• Goal of the exercise: All lines in which the word "Base" occurs are to be extracted.

• Material provided:
========================================================================
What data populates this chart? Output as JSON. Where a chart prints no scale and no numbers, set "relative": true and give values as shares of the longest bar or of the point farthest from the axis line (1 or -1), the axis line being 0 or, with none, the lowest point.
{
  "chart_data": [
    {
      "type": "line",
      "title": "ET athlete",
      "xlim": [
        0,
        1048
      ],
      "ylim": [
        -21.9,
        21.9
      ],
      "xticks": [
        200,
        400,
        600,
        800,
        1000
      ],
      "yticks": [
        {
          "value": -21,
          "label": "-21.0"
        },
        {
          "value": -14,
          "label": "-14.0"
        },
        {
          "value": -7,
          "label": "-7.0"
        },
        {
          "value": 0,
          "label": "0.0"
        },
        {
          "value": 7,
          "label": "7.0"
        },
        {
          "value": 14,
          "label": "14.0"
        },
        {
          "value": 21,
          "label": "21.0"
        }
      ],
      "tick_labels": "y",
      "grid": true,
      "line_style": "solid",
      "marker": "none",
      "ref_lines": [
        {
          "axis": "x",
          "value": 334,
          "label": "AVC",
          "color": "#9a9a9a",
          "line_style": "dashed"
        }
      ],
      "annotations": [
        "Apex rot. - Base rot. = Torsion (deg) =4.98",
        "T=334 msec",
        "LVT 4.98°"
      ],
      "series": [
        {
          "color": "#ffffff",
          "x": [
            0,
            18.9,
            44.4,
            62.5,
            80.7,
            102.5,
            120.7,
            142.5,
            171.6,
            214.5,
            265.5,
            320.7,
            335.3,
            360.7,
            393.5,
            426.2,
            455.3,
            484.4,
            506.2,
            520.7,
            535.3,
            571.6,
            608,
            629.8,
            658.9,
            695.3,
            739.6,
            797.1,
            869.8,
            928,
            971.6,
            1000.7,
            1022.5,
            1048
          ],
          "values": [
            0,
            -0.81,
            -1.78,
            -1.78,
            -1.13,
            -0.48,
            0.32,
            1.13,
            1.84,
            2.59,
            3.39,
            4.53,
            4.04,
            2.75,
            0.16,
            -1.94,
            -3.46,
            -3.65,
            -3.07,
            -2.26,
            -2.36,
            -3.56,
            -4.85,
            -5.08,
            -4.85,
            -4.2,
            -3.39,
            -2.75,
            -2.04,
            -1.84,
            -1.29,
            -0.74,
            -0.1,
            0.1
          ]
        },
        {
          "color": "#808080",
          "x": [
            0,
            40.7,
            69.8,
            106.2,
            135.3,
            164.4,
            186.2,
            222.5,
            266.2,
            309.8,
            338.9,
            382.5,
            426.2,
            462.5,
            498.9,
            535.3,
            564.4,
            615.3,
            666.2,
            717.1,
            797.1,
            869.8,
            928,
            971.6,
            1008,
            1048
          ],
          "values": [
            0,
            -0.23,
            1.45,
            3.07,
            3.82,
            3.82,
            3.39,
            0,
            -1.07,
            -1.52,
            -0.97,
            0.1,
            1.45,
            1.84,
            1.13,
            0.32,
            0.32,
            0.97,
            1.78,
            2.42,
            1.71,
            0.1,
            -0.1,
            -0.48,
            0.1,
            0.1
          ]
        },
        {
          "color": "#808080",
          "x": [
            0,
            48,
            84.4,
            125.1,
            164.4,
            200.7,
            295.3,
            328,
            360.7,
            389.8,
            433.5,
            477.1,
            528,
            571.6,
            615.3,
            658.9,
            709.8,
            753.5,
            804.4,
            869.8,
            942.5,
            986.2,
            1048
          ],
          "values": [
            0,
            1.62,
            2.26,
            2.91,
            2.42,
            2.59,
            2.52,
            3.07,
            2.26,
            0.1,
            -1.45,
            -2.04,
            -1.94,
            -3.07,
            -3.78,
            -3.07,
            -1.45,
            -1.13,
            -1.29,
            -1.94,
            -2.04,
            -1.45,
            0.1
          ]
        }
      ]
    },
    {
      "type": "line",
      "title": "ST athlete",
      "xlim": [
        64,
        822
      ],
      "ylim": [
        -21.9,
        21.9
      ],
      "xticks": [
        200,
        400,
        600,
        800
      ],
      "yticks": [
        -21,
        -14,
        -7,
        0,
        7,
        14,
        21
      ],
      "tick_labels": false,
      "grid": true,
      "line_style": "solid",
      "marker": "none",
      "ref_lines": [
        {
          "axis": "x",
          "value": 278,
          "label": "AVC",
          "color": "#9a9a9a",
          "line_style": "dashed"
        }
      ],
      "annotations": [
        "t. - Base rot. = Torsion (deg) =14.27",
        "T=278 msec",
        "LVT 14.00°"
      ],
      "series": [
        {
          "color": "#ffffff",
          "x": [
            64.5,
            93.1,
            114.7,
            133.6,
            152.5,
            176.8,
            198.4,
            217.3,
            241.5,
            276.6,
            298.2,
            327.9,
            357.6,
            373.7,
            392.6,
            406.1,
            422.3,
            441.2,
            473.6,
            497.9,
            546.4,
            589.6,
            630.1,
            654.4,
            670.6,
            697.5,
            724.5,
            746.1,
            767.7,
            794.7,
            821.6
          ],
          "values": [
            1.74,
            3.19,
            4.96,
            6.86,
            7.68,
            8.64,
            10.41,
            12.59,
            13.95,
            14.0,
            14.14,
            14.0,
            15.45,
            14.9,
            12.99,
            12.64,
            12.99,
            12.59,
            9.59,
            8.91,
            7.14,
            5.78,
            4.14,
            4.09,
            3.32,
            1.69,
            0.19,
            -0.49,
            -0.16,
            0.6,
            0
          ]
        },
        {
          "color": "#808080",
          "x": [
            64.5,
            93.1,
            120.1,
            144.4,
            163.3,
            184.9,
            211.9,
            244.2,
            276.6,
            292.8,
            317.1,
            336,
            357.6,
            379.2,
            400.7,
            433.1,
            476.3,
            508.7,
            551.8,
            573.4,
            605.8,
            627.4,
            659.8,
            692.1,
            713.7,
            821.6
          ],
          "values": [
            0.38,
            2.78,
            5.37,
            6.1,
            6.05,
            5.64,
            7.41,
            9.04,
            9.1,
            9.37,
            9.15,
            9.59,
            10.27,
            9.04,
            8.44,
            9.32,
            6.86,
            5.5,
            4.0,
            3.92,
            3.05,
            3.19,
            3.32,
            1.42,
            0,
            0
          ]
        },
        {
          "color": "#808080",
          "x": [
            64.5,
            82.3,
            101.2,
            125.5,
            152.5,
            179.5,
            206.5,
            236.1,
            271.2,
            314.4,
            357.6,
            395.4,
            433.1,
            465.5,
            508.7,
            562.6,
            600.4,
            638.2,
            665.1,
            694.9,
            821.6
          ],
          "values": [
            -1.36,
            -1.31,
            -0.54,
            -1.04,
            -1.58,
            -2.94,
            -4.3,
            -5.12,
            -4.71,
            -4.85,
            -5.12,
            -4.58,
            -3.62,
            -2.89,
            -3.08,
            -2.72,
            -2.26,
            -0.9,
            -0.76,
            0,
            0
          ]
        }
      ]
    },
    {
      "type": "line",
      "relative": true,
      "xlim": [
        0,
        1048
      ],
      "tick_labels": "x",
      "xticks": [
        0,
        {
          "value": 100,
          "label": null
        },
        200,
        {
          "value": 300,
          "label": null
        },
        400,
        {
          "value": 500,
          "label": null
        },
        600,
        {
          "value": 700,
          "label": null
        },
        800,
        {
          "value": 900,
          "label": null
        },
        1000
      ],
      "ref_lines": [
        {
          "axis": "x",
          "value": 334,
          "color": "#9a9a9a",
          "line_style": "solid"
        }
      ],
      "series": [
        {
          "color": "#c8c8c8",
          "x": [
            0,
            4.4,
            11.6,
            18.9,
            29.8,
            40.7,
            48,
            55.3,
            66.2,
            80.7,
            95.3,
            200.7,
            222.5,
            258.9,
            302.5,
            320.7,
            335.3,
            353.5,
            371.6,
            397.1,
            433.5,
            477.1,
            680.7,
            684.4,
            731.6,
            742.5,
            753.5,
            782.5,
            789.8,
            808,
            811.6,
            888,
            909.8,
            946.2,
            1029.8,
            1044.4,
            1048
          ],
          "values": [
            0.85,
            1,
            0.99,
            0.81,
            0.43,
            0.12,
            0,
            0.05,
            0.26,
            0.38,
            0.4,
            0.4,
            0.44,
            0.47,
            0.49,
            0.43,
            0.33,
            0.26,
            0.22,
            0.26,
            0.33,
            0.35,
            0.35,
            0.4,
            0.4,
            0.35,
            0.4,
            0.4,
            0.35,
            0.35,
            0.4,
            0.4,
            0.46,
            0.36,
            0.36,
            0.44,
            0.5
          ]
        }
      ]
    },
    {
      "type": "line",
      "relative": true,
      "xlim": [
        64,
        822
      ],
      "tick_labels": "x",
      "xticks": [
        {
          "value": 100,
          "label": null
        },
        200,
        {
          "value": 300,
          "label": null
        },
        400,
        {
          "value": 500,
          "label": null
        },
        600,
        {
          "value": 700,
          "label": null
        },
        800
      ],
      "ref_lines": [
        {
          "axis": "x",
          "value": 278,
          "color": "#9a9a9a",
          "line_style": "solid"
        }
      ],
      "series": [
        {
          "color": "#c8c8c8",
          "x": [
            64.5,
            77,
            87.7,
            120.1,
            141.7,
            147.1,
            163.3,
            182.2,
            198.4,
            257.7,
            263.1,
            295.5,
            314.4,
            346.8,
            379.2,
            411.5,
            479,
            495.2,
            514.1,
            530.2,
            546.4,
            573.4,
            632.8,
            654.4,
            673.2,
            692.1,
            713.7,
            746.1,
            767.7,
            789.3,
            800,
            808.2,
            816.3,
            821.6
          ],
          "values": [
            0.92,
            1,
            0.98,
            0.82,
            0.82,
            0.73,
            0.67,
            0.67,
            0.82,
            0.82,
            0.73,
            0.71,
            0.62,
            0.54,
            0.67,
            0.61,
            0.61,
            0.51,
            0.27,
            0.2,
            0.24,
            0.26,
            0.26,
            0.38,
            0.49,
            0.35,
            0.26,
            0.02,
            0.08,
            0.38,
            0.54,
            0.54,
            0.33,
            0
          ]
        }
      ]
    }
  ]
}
========================================================================
• Response to this exercise:
        "Apex rot. - Base rot. = Torsion (deg) =4.98",
        "t. - Base rot. = Torsion (deg) =14.27",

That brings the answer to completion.